» Directions for this task:
Transcribe each record exactly. Include every one.

----- Source material

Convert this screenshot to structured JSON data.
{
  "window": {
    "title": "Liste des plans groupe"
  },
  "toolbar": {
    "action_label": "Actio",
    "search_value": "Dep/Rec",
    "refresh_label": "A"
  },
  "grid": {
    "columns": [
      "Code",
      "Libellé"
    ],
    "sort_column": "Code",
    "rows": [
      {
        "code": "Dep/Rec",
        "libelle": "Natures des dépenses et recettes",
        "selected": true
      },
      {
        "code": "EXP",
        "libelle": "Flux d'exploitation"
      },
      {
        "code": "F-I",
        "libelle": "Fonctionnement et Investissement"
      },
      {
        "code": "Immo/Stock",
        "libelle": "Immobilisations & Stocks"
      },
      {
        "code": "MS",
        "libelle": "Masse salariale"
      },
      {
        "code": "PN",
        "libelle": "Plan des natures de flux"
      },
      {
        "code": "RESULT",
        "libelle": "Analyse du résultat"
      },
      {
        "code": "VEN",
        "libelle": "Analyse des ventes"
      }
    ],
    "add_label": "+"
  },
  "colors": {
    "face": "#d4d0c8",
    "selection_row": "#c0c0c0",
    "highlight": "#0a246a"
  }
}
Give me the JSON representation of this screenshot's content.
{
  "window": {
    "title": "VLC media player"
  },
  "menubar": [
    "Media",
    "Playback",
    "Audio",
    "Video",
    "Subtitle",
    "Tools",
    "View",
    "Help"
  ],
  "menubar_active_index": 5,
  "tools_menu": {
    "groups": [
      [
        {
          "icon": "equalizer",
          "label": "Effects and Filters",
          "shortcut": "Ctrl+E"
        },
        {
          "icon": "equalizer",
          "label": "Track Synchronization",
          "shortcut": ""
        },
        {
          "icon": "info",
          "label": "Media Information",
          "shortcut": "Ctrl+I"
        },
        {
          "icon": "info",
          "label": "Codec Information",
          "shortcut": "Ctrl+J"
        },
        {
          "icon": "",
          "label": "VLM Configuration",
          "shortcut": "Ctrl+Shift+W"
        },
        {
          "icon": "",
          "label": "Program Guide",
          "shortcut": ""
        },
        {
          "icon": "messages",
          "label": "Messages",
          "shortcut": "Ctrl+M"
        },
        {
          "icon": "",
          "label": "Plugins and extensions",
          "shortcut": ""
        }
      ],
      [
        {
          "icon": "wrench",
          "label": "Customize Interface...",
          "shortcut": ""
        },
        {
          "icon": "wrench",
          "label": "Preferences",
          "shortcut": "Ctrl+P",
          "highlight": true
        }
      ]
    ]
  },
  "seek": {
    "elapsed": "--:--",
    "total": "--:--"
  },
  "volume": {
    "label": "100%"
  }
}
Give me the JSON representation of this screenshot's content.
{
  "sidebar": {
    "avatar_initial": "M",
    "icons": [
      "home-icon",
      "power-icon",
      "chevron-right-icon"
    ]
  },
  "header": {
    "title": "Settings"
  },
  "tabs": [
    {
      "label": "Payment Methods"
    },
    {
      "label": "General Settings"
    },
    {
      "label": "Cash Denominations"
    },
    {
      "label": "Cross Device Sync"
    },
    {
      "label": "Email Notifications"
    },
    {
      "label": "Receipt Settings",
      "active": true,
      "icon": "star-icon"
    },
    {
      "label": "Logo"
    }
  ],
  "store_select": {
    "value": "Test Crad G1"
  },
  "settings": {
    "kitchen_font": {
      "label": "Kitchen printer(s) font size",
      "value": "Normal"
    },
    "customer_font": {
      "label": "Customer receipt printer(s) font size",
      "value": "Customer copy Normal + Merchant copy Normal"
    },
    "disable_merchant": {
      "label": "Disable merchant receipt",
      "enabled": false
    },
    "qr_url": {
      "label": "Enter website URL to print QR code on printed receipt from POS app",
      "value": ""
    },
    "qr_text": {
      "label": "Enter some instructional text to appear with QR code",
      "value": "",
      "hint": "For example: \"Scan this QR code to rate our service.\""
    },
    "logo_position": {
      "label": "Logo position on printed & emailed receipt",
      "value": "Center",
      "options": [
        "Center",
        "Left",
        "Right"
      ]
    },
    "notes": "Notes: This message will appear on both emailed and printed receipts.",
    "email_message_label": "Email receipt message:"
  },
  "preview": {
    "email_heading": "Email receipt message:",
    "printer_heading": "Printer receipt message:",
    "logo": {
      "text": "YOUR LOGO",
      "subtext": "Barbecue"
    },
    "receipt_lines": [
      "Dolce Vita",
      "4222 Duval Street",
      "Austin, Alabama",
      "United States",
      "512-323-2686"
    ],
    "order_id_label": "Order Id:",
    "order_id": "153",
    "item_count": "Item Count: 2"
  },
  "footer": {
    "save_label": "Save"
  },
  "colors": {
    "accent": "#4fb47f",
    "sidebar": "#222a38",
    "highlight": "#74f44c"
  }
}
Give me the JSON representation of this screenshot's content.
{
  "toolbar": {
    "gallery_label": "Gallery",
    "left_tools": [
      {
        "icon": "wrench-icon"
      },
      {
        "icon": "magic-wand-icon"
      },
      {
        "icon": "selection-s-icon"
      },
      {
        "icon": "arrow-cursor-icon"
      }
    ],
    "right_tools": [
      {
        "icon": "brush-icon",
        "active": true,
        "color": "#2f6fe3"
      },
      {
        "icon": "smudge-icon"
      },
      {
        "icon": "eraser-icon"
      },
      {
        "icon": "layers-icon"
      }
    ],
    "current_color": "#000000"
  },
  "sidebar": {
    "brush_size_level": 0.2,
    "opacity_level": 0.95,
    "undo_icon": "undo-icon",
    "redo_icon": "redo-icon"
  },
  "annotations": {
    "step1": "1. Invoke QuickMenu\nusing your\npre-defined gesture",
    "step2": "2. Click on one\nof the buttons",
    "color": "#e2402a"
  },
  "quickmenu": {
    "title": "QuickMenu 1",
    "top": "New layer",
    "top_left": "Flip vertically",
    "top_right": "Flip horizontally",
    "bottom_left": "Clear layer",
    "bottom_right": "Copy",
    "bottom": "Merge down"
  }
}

----------

» Written response:
Convert this screenshot to structured JSON data.
{
  "window": {
    "title": "Liste des plans groupe"
  },
  "toolbar": {
    "action_label": "Actio",
    "search_value": "Dep/Rec",
    "refresh_label": "A"
  },
  "grid": {
    "columns": [
      "Code",
      "Libellé"
    ],
    "sort_column": "Code",
    "rows": [
      {
        "code": "Dep/Rec",
        "libelle": "Natures des dépenses et recettes",
        "selected": true
      },
      {
        "code": "EXP",
        "libelle": "Flux d'exploitation"
      },
      {
        "code": "F-I",
        "libelle": "Fonctionnement et Investissement"
      },
      {
        "code": "Immo/Stock",
        "libelle": "Immobilisations & Stocks"
      },
      {
        "code": "MS",
        "libelle": "Masse salariale"
      },
      {
        "code": "PN",
        "libelle": "Plan des natures de flux"
      },
      {
        "code": "RESULT",
        "libelle": "Analyse du résultat"
      },
      {
        "code": "VEN",
        "libelle": "Analyse des ventes"
      }
    ],
    "add_label": "+"
  },
  "colors": {
    "face": "#d4d0c8",
    "selection_row": "#c0c0c0",
    "highlight": "#0a246a"
  }
}
Give me the JSON representation of this screenshot's content.
{
  "window": {
    "title": "VLC media player"
  },
  "menubar": [
    "Media",
    "Playback",
    "Audio",
    "Video",
    "Subtitle",
    "Tools",
    "View",
    "Help"
  ],
  "menubar_active_index": 5,
  "tools_menu": {
    "groups": [
      [
        {
          "icon": "equalizer",
          "label": "Effects and Filters",
          "shortcut": "Ctrl+E"
        },
        {
          "icon": "equalizer",
          "label": "Track Synchronization",
          "shortcut": ""
        },
        {
          "icon": "info",
          "label": "Media Information",
          "shortcut": "Ctrl+I"
        },
        {
          "icon": "info",
          "label": "Codec Information",
          "shortcut": "Ctrl+J"
        },
        {
          "icon": "",
          "label": "VLM Configuration",
          "shortcut": "Ctrl+Shift+W"
        },
        {
          "icon": "",
          "label": "Program Guide",
          "shortcut": ""
        },
        {
          "icon": "messages",
          "label": "Messages",
          "shortcut": "Ctrl+M"
        },
        {
          "icon": "",
          "label": "Plugins and extensions",
          "shortcut": ""
        }
      ],
      [
        {
          "icon": "wrench",
          "label": "Customize Interface...",
          "shortcut": ""
        },
        {
          "icon": "wrench",
          "label": "Preferences",
          "shortcut": "Ctrl+P",
          "highlight": true
        }
      ]
    ]
  },
  "seek": {
    "elapsed": "--:--",
    "total": "--:--"
  },
  "volume": {
    "label": "100%"
  }
}
Give me the JSON representation of this screenshot's content.
{
  "sidebar": {
    "avatar_initial": "M",
    "icons": [
      "home-icon",
      "power-icon",
      "chevron-right-icon"
    ]
  },
  "header": {
    "title": "Settings"
  },
  "tabs": [
    {
      "label": "Payment Methods"
    },
    {
      "label": "General Settings"
    },
    {
      "label": "Cash Denominations"
    },
    {
      "label": "Cross Device Sync"
    },
    {
      "label": "Email Notifications"
    },
    {
      "label": "Receipt Settings",
      "active": true,
      "icon": "star-icon"
    },
    {
      "label": "Logo"
    }
  ],
  "store_select": {
    "value": "Test Crad G1"
  },
  "settings": {
    "kitchen_font": {
      "label": "Kitchen printer(s) font size",
      "value": "Normal"
    },
    "customer_font": {
      "label": "Customer receipt printer(s) font size",
      "value": "Customer copy Normal + Merchant copy Normal"
    },
    "disable_merchant": {
      "label": "Disable merchant receipt",
      "enabled": false
    },
    "qr_url": {
      "label": "Enter website URL to print QR code on printed receipt from POS app",
      "value": ""
    },
    "qr_text": {
      "label": "Enter some instructional text to appear with QR code",
      "value": "",
      "hint": "For example: \"Scan this QR code to rate our service.\""
    },
    "logo_position": {
      "label": "Logo position on printed & emailed receipt",
      "value": "Center",
      "options": [
        "Center",
        "Left",
        "Right"
      ]
    },
    "notes": "Notes: This message will appear on both emailed and printed receipts.",
    "email_message_label": "Email receipt message:"
  },
  "preview": {
    "email_heading": "Email receipt message:",
    "printer_heading": "Printer receipt message:",
    "logo": {
      "text": "YOUR LOGO",
      "subtext": "Barbecue"
    },
    "receipt_lines": [
      "Dolce Vita",
      "4222 Duval Street",
      "Austin, Alabama",
      "United States",
      "512-323-2686"
    ],
    "order_id_label": "Order Id:",
    "order_id": "153",
    "item_count": "Item Count: 2"
  },
  "footer": {
    "save_label": "Save"
  },
  "colors": {
    "accent": "#4fb47f",
    "sidebar": "#222a38",
    "highlight": "#74f44c"
  }
}
Give me the JSON representation of this screenshot's content.
{
  "toolbar": {
    "gallery_label": "Gallery",
    "left_tools": [
      {
        "icon": "wrench-icon"
      },
      {
        "icon": "magic-wand-icon"
      },
      {
        "icon": "selection-s-icon"
      },
      {
        "icon": "arrow-cursor-icon"
      }
    ],
    "right_tools": [
      {
        "icon": "brush-icon",
        "active": true,
        "color": "#2f6fe3"
      },
      {
        "icon": "smudge-icon"
      },
      {
        "icon": "eraser-icon"
      },
      {
        "icon": "layers-icon"
      }
    ],
    "current_color": "#000000"
  },
  "sidebar": {
    "brush_size_level": 0.2,
    "opacity_level": 0.95,
    "undo_icon": "undo-icon",
    "redo_icon": "redo-icon"
  },
  "annotations": {
    "step1": "1. Invoke QuickMenu\nusing your\npre-defined gesture",
    "step2": "2. Click on one\nof the buttons",
    "color": "#e2402a"
  },
  "quickmenu": {
    "title": "QuickMenu 1",
    "top": "New layer",
    "top_left": "Flip vertically",
    "top_right": "Flip horizontally",
    "bottom_left": "Clear layer",
    "bottom_right": "Copy",
    "bottom": "Merge down"
  }
}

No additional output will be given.